- **MATERIAL PROVIDED**:
= = = = =

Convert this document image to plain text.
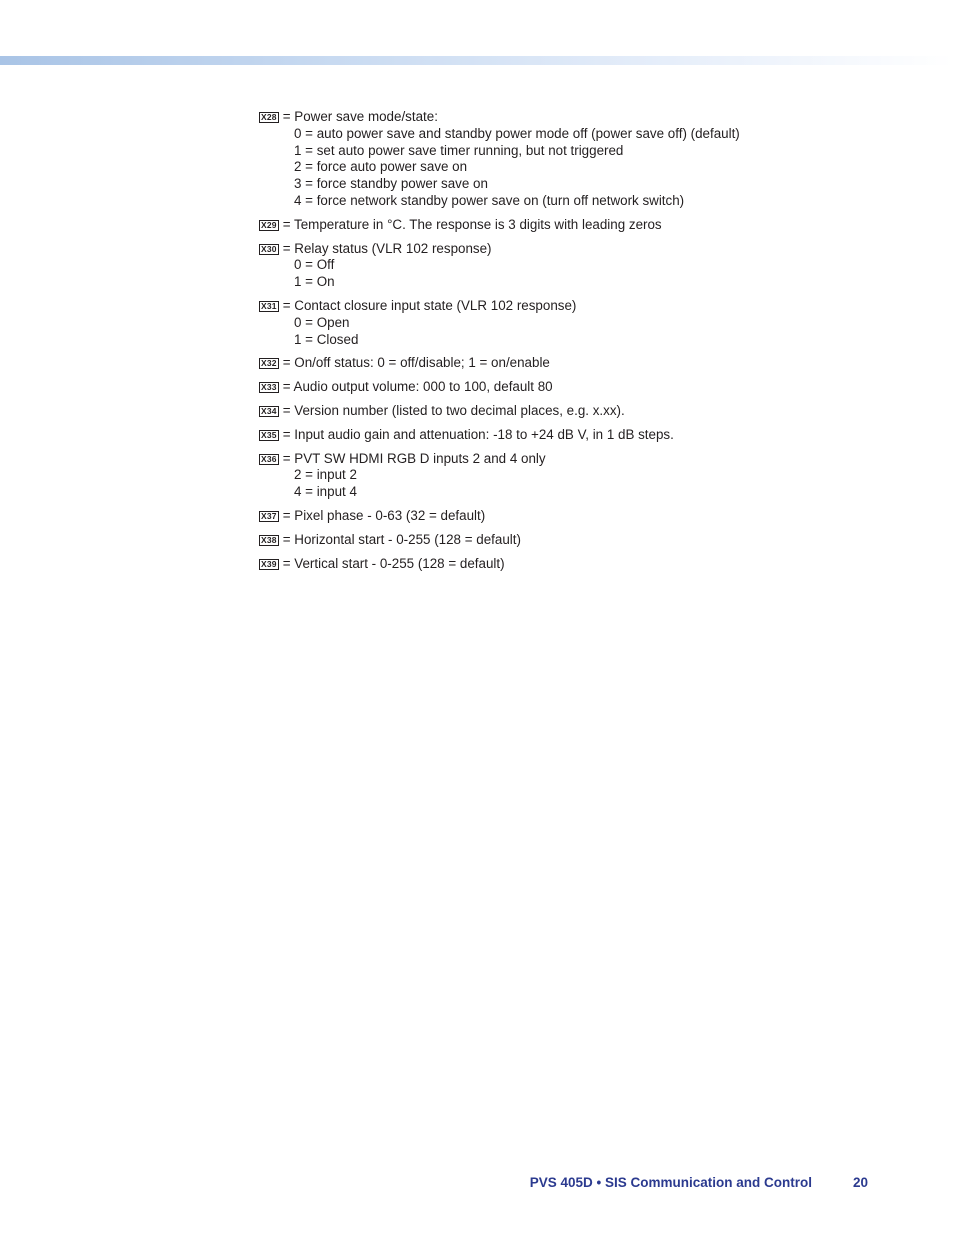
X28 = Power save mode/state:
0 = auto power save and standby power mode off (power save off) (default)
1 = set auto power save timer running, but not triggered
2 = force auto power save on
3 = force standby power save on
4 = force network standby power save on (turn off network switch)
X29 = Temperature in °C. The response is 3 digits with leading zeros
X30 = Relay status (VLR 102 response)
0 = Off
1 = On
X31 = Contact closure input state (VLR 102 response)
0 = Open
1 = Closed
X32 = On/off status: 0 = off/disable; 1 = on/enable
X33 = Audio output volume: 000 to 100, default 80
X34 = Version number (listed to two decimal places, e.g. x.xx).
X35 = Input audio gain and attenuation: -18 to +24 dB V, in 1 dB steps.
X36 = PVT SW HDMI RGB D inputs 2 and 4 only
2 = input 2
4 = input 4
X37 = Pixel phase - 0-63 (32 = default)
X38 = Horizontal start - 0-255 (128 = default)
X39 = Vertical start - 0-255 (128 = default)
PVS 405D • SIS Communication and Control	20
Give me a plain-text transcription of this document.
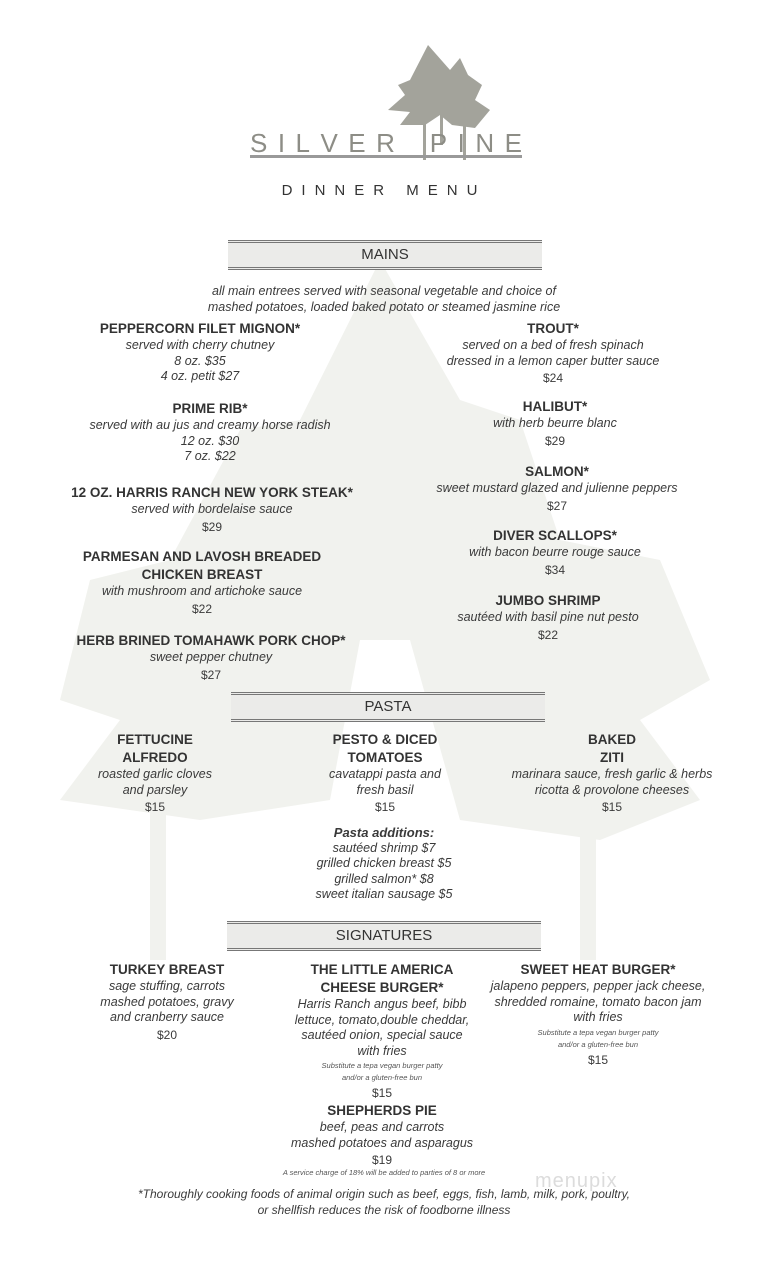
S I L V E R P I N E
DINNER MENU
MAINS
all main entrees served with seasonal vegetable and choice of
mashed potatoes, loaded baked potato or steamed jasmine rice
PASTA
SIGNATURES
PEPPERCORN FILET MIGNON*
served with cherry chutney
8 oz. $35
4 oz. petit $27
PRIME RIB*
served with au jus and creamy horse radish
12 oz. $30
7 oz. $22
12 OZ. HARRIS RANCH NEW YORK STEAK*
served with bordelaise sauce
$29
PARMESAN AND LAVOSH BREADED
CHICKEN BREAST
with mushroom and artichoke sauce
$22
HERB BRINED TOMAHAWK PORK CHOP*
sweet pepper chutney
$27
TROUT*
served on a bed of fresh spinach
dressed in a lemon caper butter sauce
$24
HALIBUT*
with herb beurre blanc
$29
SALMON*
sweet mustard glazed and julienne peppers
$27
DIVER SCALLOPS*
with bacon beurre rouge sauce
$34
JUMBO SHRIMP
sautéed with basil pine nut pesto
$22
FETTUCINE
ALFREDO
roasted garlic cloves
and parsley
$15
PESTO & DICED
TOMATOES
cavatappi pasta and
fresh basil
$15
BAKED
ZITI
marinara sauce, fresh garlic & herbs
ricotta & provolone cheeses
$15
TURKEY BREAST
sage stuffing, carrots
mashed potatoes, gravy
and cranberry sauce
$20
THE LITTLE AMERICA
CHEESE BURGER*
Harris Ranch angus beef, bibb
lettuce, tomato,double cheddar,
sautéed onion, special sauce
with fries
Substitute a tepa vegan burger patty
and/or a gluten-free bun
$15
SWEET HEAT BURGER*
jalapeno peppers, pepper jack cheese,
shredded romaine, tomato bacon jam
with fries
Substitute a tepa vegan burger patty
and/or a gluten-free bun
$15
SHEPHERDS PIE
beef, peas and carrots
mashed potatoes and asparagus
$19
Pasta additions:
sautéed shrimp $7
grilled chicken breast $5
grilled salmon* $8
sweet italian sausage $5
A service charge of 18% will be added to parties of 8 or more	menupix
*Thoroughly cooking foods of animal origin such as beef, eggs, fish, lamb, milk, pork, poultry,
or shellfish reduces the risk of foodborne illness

= = = = =

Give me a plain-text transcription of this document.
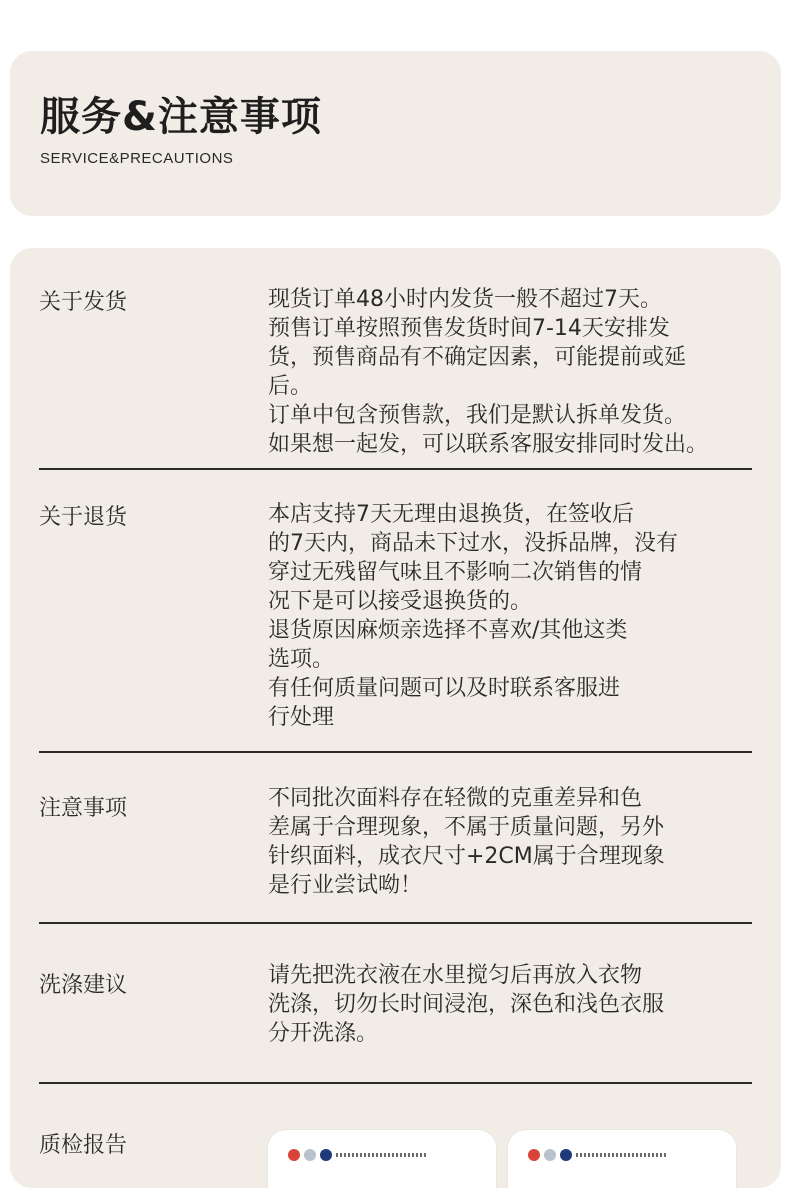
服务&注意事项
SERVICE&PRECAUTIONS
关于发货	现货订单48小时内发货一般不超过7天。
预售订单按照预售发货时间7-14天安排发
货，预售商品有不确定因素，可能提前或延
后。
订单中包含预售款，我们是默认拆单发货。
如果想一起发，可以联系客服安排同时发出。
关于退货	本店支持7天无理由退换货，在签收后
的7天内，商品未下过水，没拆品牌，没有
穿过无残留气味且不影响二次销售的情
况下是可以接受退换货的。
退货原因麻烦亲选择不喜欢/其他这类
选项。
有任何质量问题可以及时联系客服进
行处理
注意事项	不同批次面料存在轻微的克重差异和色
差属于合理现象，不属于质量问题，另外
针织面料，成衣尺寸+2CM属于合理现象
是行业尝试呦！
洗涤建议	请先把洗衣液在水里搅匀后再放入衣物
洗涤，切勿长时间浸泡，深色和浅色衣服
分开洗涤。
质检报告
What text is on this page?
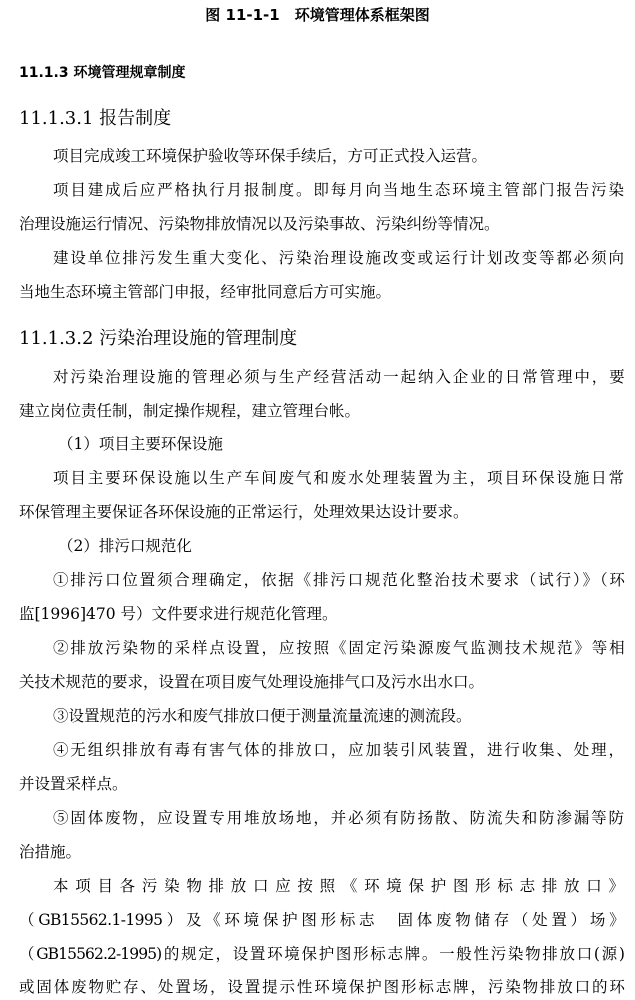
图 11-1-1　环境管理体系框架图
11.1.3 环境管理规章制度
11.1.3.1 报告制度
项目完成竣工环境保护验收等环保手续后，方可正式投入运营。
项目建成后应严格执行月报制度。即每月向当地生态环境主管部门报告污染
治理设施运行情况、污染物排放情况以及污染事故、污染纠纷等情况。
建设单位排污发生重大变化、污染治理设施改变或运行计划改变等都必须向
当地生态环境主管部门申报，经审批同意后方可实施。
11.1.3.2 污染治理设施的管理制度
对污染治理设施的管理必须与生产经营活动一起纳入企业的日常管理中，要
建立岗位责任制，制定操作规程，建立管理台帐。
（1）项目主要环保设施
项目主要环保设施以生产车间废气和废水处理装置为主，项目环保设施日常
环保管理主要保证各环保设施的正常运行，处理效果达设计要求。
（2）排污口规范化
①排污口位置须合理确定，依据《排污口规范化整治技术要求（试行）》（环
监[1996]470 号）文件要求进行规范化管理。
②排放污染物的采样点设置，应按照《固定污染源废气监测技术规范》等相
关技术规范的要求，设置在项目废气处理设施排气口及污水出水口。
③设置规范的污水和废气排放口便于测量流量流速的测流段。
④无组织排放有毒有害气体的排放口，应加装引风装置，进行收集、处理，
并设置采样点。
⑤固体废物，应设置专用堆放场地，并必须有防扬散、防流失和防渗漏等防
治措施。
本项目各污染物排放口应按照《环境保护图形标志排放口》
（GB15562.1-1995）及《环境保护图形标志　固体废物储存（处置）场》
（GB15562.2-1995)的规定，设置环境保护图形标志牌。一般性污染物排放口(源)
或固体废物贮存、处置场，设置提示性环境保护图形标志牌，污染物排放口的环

= = = = =

- **GIVEN INSTRUCTION**: Copy every line of the entries above in which "beef" occurs.

- **REPLY TO THE EXERCISE**:
Harris Ranch angus beef, bibb
beef, peas and carrots
*Thoroughly cooking foods of animal origin such as beef, eggs, fish, lamb, milk, pork, poultry,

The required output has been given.